--- WHAT NEEDS TO BE DONE ---
Below is a listing. Gather each line of it that contains "bisnis".

* START *

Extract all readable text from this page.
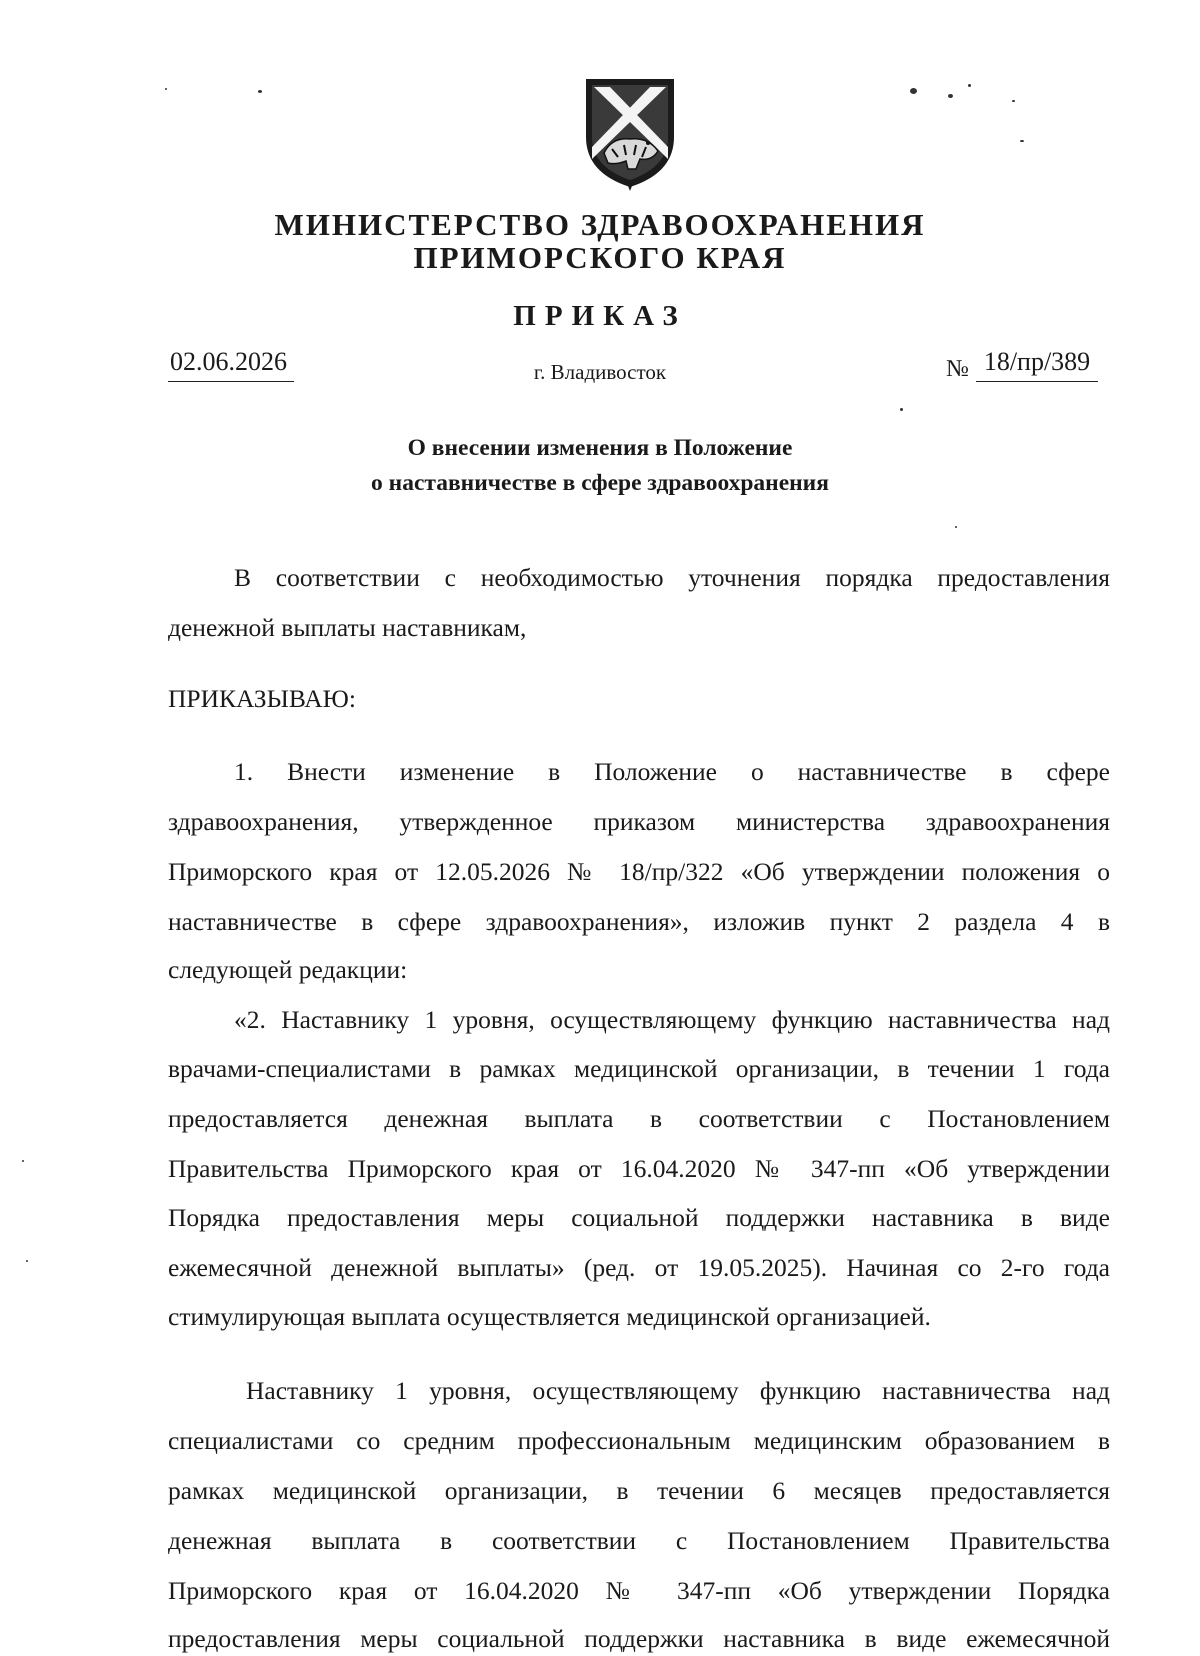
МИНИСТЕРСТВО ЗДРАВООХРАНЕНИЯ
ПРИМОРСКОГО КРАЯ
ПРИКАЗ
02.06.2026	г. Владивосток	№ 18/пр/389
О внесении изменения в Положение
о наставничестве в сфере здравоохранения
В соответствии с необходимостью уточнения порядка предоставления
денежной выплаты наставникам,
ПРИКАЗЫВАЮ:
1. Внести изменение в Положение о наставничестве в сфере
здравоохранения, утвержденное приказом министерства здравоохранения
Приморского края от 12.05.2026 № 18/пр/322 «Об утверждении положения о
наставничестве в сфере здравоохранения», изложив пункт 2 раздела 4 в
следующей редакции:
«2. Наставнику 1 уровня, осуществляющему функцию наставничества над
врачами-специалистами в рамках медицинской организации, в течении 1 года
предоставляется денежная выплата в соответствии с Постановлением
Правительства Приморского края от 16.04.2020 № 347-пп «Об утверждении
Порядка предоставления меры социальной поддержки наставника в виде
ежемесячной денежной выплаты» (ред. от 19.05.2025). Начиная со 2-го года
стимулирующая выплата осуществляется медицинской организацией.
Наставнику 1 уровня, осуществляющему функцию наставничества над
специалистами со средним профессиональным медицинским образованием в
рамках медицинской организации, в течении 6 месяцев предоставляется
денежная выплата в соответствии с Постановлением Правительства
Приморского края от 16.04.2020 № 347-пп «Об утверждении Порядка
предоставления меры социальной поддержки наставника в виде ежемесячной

* END *
* START *

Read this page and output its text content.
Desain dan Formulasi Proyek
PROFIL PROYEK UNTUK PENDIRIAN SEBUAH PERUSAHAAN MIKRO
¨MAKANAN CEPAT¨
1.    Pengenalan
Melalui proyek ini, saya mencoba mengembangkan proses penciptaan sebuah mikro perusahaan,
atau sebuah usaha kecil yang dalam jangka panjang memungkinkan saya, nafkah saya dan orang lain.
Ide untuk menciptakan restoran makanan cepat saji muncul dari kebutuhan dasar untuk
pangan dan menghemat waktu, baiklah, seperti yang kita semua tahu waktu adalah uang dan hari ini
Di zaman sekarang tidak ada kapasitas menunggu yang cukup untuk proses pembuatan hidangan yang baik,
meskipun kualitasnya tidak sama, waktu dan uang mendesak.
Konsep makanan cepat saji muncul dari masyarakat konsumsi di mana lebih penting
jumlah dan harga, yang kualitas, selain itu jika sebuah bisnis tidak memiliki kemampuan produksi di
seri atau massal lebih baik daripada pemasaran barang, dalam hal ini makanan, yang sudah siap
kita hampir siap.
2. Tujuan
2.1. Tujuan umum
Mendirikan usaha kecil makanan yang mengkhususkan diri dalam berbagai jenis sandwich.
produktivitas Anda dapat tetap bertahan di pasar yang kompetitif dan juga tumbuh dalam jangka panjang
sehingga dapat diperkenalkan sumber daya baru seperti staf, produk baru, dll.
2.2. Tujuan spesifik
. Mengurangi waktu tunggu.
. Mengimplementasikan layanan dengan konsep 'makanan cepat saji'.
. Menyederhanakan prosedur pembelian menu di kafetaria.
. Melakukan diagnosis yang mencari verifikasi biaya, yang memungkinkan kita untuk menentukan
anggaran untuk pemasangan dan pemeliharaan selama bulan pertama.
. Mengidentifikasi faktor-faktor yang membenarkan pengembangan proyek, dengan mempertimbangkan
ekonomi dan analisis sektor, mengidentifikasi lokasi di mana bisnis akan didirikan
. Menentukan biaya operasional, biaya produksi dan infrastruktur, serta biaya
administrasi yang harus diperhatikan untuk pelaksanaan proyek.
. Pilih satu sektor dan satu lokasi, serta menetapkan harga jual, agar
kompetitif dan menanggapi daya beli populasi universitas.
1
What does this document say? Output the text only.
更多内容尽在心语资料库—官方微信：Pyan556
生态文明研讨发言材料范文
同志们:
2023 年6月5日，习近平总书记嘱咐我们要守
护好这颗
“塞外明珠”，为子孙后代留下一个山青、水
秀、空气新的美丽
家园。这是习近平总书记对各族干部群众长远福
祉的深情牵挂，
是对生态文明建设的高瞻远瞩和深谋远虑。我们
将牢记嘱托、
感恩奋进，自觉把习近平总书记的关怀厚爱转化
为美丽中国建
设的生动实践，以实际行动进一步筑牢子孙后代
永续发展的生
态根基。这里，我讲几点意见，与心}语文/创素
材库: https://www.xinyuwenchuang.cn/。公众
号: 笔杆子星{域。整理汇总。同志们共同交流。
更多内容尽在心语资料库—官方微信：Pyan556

* END *

--- CORRECT ANSWER ---
jumlah dan harga, yang kualitas, selain itu jika sebuah bisnis tidak memiliki kemampuan produksi di
ekonomi dan analisis sektor, mengidentifikasi lokasi di mana bisnis akan didirikan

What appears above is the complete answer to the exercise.